* Stored data:
########
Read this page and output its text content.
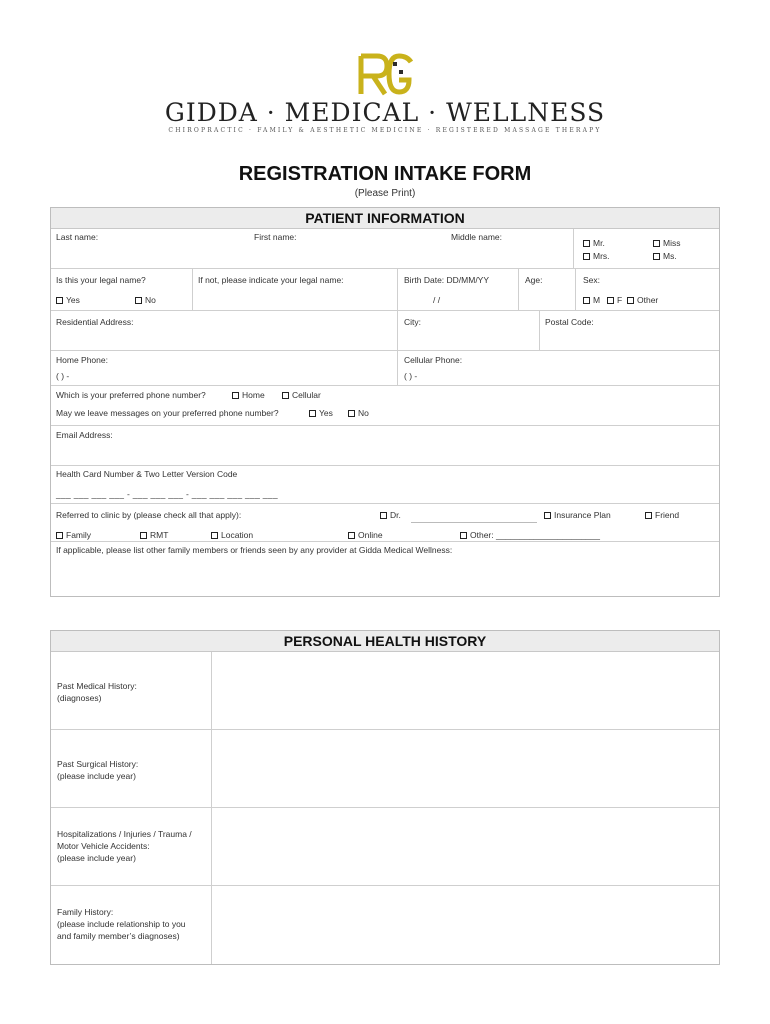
GIDDA · MEDICAL · WELLNESS
CHIROPRACTIC · FAMILY & AESTHETIC MEDICINE · REGISTERED MASSAGE THERAPY
REGISTRATION INTAKE FORM
(Please Print)
PATIENT INFORMATION
Last name:	First name:	Middle name:
Mr.
Mrs.
Miss
Ms.
Is this your legal name?
Yes	No
If not, please indicate your legal name:	Birth Date: DD/MM/YY
/ /
Age:	Sex:
M	F	Other
Residential Address:	City:	Postal Code:
Home Phone:
( ) -
Cellular Phone:
( ) -
Which is your preferred phone number?	Home	Cellular
May we leave messages on your preferred phone number?	Yes	No
Email Address:
Health Card Number & Two Letter Version Code
___ ___ ___ ___ - ___ ___ ___ - ___ ___ ___ ___ ___
Referred to clinic by (please check all that apply):	Dr.	Insurance Plan	Friend
Family	RMT	Location	Online	Other: ______________________
If applicable, please list other family members or friends seen by any provider at Gidda Medical Wellness:
PERSONAL HEALTH HISTORY
Past Medical History:
(diagnoses)
Past Surgical History:
(please include year)
Hospitalizations / Injuries / Trauma /
Motor Vehicle Accidents:
(please include year)
Family History:
(please include relationship to you
and family member’s diagnoses)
########
Determine the count of lines in the data above with the string "Cellular" in them, and give that count alone.

* Solution to this exercise: 2